_Exercise aim_: Your task is to copy every record exactly.

_Extracted records_:
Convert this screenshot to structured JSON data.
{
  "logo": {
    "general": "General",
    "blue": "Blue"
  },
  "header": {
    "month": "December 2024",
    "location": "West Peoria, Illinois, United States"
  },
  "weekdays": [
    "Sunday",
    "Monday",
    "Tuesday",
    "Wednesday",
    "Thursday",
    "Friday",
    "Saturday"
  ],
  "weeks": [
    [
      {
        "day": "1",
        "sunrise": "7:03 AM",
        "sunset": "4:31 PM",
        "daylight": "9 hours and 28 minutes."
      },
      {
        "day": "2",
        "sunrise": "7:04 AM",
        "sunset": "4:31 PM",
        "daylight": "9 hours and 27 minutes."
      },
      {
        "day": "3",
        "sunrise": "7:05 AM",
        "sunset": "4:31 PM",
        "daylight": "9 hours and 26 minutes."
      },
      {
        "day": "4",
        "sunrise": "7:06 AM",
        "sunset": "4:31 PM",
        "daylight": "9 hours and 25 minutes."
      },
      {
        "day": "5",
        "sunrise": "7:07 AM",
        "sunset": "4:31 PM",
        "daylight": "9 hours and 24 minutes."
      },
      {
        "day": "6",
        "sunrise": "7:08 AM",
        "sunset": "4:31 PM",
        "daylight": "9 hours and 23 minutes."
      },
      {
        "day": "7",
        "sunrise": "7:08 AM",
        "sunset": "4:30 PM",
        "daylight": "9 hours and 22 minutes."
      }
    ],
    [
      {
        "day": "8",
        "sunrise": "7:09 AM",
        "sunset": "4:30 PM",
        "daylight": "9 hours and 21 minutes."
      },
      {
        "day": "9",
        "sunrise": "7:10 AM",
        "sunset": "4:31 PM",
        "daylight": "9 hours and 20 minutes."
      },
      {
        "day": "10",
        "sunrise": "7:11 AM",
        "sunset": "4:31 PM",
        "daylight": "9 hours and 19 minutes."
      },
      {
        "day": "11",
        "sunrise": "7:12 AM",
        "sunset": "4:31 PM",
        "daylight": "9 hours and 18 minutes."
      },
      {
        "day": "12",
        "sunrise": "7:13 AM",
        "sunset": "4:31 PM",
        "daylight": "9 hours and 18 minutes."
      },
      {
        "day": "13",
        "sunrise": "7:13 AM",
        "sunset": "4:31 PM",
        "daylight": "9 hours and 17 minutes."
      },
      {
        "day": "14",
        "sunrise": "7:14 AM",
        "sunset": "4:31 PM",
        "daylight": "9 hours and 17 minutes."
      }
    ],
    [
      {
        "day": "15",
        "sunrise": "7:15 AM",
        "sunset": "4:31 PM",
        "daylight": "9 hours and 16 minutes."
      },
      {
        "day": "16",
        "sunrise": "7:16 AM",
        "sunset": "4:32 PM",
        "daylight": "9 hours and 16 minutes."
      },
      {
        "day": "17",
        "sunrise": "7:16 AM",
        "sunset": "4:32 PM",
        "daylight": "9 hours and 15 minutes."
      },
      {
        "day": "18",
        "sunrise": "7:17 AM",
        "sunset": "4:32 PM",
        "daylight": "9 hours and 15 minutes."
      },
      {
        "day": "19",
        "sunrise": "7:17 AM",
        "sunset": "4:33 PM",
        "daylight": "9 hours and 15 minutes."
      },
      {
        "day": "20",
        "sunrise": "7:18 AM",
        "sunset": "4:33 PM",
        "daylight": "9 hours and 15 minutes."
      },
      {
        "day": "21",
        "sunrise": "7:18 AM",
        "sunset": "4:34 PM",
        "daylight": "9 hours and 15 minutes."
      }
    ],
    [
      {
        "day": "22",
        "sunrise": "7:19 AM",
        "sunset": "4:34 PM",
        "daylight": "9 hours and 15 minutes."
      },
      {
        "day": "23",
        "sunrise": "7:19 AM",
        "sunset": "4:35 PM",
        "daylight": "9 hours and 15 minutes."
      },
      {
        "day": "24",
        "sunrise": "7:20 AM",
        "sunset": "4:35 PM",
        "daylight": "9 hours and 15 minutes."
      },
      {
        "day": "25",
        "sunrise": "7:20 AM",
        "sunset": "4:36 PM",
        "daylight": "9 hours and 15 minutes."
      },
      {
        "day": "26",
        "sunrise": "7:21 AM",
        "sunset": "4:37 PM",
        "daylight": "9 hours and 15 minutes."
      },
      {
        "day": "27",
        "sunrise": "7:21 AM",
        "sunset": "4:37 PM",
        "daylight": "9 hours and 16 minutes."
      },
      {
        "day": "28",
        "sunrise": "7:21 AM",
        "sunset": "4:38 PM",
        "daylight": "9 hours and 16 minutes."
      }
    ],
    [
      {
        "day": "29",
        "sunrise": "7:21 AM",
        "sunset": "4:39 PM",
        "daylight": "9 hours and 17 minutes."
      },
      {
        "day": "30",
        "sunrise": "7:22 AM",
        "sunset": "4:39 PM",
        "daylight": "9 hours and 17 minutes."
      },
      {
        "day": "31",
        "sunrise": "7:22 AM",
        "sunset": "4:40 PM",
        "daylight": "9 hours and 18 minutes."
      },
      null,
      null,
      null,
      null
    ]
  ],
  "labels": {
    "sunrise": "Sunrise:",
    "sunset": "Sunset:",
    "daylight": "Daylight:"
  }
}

_Answer to this task_:
Convert this screenshot to structured JSON data.
{
  "logo": {
    "general": "General",
    "blue": "Blue"
  },
  "header": {
    "month": "December 2024",
    "location": "West Peoria, Illinois, United States"
  },
  "weekdays": [
    "Sunday",
    "Monday",
    "Tuesday",
    "Wednesday",
    "Thursday",
    "Friday",
    "Saturday"
  ],
  "weeks": [
    [
      {
        "day": "1",
        "sunrise": "7:03 AM",
        "sunset": "4:31 PM",
        "daylight": "9 hours and 28 minutes."
      },
      {
        "day": "2",
        "sunrise": "7:04 AM",
        "sunset": "4:31 PM",
        "daylight": "9 hours and 27 minutes."
      },
      {
        "day": "3",
        "sunrise": "7:05 AM",
        "sunset": "4:31 PM",
        "daylight": "9 hours and 26 minutes."
      },
      {
        "day": "4",
        "sunrise": "7:06 AM",
        "sunset": "4:31 PM",
        "daylight": "9 hours and 25 minutes."
      },
      {
        "day": "5",
        "sunrise": "7:07 AM",
        "sunset": "4:31 PM",
        "daylight": "9 hours and 24 minutes."
      },
      {
        "day": "6",
        "sunrise": "7:08 AM",
        "sunset": "4:31 PM",
        "daylight": "9 hours and 23 minutes."
      },
      {
        "day": "7",
        "sunrise": "7:08 AM",
        "sunset": "4:30 PM",
        "daylight": "9 hours and 22 minutes."
      }
    ],
    [
      {
        "day": "8",
        "sunrise": "7:09 AM",
        "sunset": "4:30 PM",
        "daylight": "9 hours and 21 minutes."
      },
      {
        "day": "9",
        "sunrise": "7:10 AM",
        "sunset": "4:31 PM",
        "daylight": "9 hours and 20 minutes."
      },
      {
        "day": "10",
        "sunrise": "7:11 AM",
        "sunset": "4:31 PM",
        "daylight": "9 hours and 19 minutes."
      },
      {
        "day": "11",
        "sunrise": "7:12 AM",
        "sunset": "4:31 PM",
        "daylight": "9 hours and 18 minutes."
      },
      {
        "day": "12",
        "sunrise": "7:13 AM",
        "sunset": "4:31 PM",
        "daylight": "9 hours and 18 minutes."
      },
      {
        "day": "13",
        "sunrise": "7:13 AM",
        "sunset": "4:31 PM",
        "daylight": "9 hours and 17 minutes."
      },
      {
        "day": "14",
        "sunrise": "7:14 AM",
        "sunset": "4:31 PM",
        "daylight": "9 hours and 17 minutes."
      }
    ],
    [
      {
        "day": "15",
        "sunrise": "7:15 AM",
        "sunset": "4:31 PM",
        "daylight": "9 hours and 16 minutes."
      },
      {
        "day": "16",
        "sunrise": "7:16 AM",
        "sunset": "4:32 PM",
        "daylight": "9 hours and 16 minutes."
      },
      {
        "day": "17",
        "sunrise": "7:16 AM",
        "sunset": "4:32 PM",
        "daylight": "9 hours and 15 minutes."
      },
      {
        "day": "18",
        "sunrise": "7:17 AM",
        "sunset": "4:32 PM",
        "daylight": "9 hours and 15 minutes."
      },
      {
        "day": "19",
        "sunrise": "7:17 AM",
        "sunset": "4:33 PM",
        "daylight": "9 hours and 15 minutes."
      },
      {
        "day": "20",
        "sunrise": "7:18 AM",
        "sunset": "4:33 PM",
        "daylight": "9 hours and 15 minutes."
      },
      {
        "day": "21",
        "sunrise": "7:18 AM",
        "sunset": "4:34 PM",
        "daylight": "9 hours and 15 minutes."
      }
    ],
    [
      {
        "day": "22",
        "sunrise": "7:19 AM",
        "sunset": "4:34 PM",
        "daylight": "9 hours and 15 minutes."
      },
      {
        "day": "23",
        "sunrise": "7:19 AM",
        "sunset": "4:35 PM",
        "daylight": "9 hours and 15 minutes."
      },
      {
        "day": "24",
        "sunrise": "7:20 AM",
        "sunset": "4:35 PM",
        "daylight": "9 hours and 15 minutes."
      },
      {
        "day": "25",
        "sunrise": "7:20 AM",
        "sunset": "4:36 PM",
        "daylight": "9 hours and 15 minutes."
      },
      {
        "day": "26",
        "sunrise": "7:21 AM",
        "sunset": "4:37 PM",
        "daylight": "9 hours and 15 minutes."
      },
      {
        "day": "27",
        "sunrise": "7:21 AM",
        "sunset": "4:37 PM",
        "daylight": "9 hours and 16 minutes."
      },
      {
        "day": "28",
        "sunrise": "7:21 AM",
        "sunset": "4:38 PM",
        "daylight": "9 hours and 16 minutes."
      }
    ],
    [
      {
        "day": "29",
        "sunrise": "7:21 AM",
        "sunset": "4:39 PM",
        "daylight": "9 hours and 17 minutes."
      },
      {
        "day": "30",
        "sunrise": "7:22 AM",
        "sunset": "4:39 PM",
        "daylight": "9 hours and 17 minutes."
      },
      {
        "day": "31",
        "sunrise": "7:22 AM",
        "sunset": "4:40 PM",
        "daylight": "9 hours and 18 minutes."
      },
      null,
      null,
      null,
      null
    ]
  ],
  "labels": {
    "sunrise": "Sunrise:",
    "sunset": "Sunset:",
    "daylight": "Daylight:"
  }
}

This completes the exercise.